(Extracted data entries)
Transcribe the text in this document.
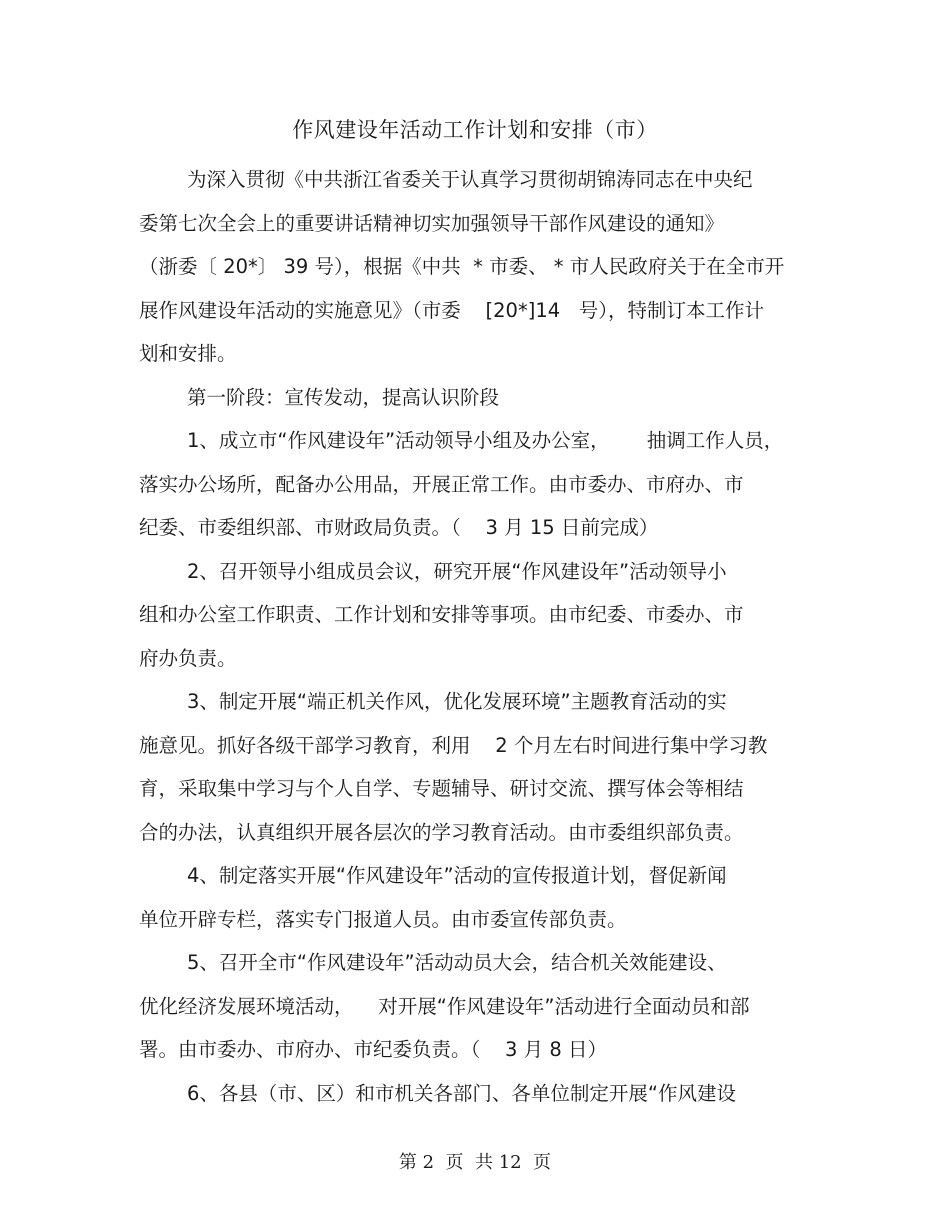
作风建设年活动工作计划和安排（市）
为深入贯彻《中共浙江省委关于认真学习贯彻胡锦涛同志在中央纪
委第七次全会上的重要讲话精神切实加强领导干部作风建设的通知》
（浙委〔 20*〕 39 号），根据《中共  * 市委、 * 市人民政府关于在全市开
展作风建设年活动的实施意见》（市委    [20*]14   号），特制订本工作计
划和安排。
第一阶段：宣传发动，提高认识阶段
1、成立市“作风建设年”活动领导小组及办公室，      抽调工作人员，
落实办公场所，配备办公用品，开展正常工作。由市委办、市府办、市
纪委、市委组织部、市财政局负责。（    3 月 15 日前完成）
2、召开领导小组成员会议，研究开展“作风建设年”活动领导小
组和办公室工作职责、工作计划和安排等事项。由市纪委、市委办、市
府办负责。
3、制定开展“端正机关作风，优化发展环境”主题教育活动的实
施意见。抓好各级干部学习教育，利用    2 个月左右时间进行集中学习教
育，采取集中学习与个人自学、专题辅导、研讨交流、撰写体会等相结
合的办法，认真组织开展各层次的学习教育活动。由市委组织部负责。
4、制定落实开展“作风建设年”活动的宣传报道计划，督促新闻
单位开辟专栏，落实专门报道人员。由市委宣传部负责。
5、召开全市“作风建设年”活动动员大会，结合机关效能建设、
优化经济发展环境活动，    对开展“作风建设年”活动进行全面动员和部
署。由市委办、市府办、市纪委负责。（    3 月 8 日）
6、各县（市、区）和市机关各部门、各单位制定开展“作风建设
第 2  页  共 12  页
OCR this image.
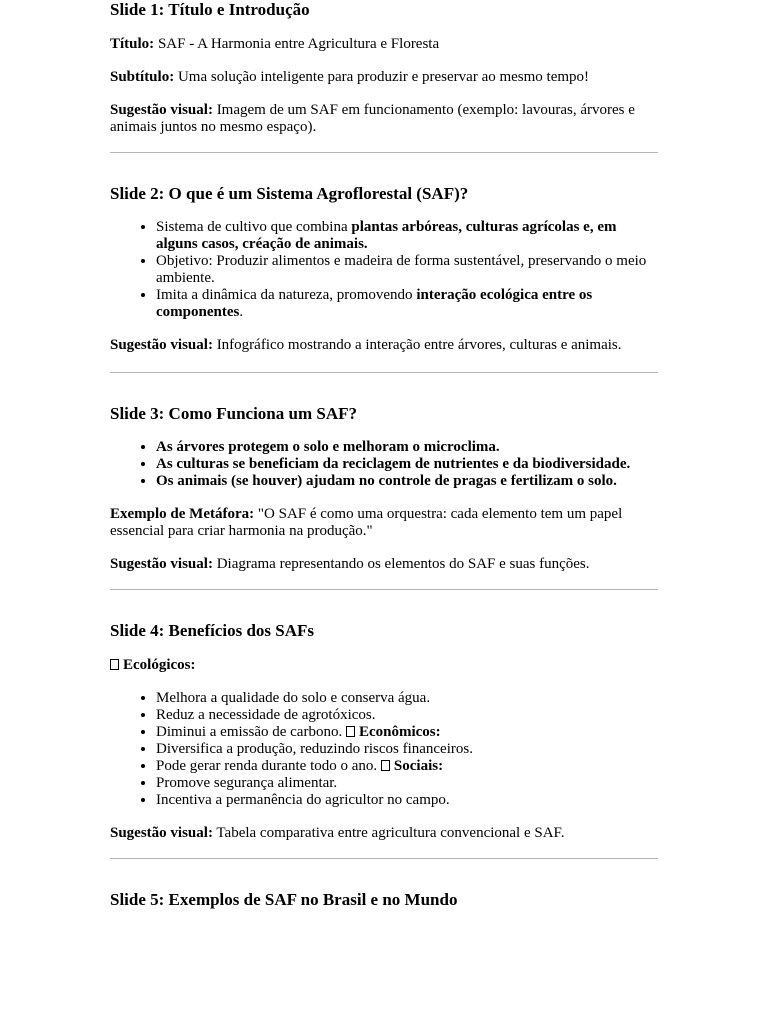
Slide 1: Título e Introdução

Título: SAF - A Harmonia entre Agricultura e Floresta

Subtítulo: Uma solução inteligente para produzir e preservar ao mesmo tempo!

Sugestão visual: Imagem de um SAF em funcionamento (exemplo: lavouras, árvores e animais juntos no mesmo espaço).

Slide 2: O que é um Sistema Agroflorestal (SAF)?
• Sistema de cultivo que combina plantas arbóreas, culturas agrícolas e, em alguns casos, créação de animais.
• Objetivo: Produzir alimentos e madeira de forma sustentável, preservando o meio ambiente.
• Imita a dinâmica da natureza, promovendo interação ecológica entre os componentes.

Sugestão visual: Infográfico mostrando a interação entre árvores, culturas e animais.

Slide 3: Como Funciona um SAF?
• As árvores protegem o solo e melhoram o microclima.
• As culturas se beneficiam da reciclagem de nutrientes e da biodiversidade.
• Os animais (se houver) ajudam no controle de pragas e fertilizam o solo.

Exemplo de Metáfora: "O SAF é como uma orquestra: cada elemento tem um papel essencial para criar harmonia na produção."

Sugestão visual: Diagrama representando os elementos do SAF e suas funções.

Slide 4: Benefícios dos SAFs

Ecológicos:

• Melhora a qualidade do solo e conserva água.
• Reduz a necessidade de agrotóxicos.
• Diminui a emissão de carbono. Econômicos:
• Diversifica a produção, reduzindo riscos financeiros.
• Pode gerar renda durante todo o ano. Sociais:
• Promove segurança alimentar.
• Incentiva a permanência do agricultor no campo.

Sugestão visual: Tabela comparativa entre agricultura convencional e SAF.

Slide 5: Exemplos de SAF no Brasil e no Mundo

** What is expected **
Search the data for the string "culturas" and copy each line where it appears.

** Answer for this exercise **
• Sistema de cultivo que combina plantas arbóreas, culturas agrícolas e, em alguns casos, créação de animais.
Sugestão visual: Infográfico mostrando a interação entre árvores, culturas e animais.
• As culturas se beneficiam da reciclagem de nutrientes e da biodiversidade.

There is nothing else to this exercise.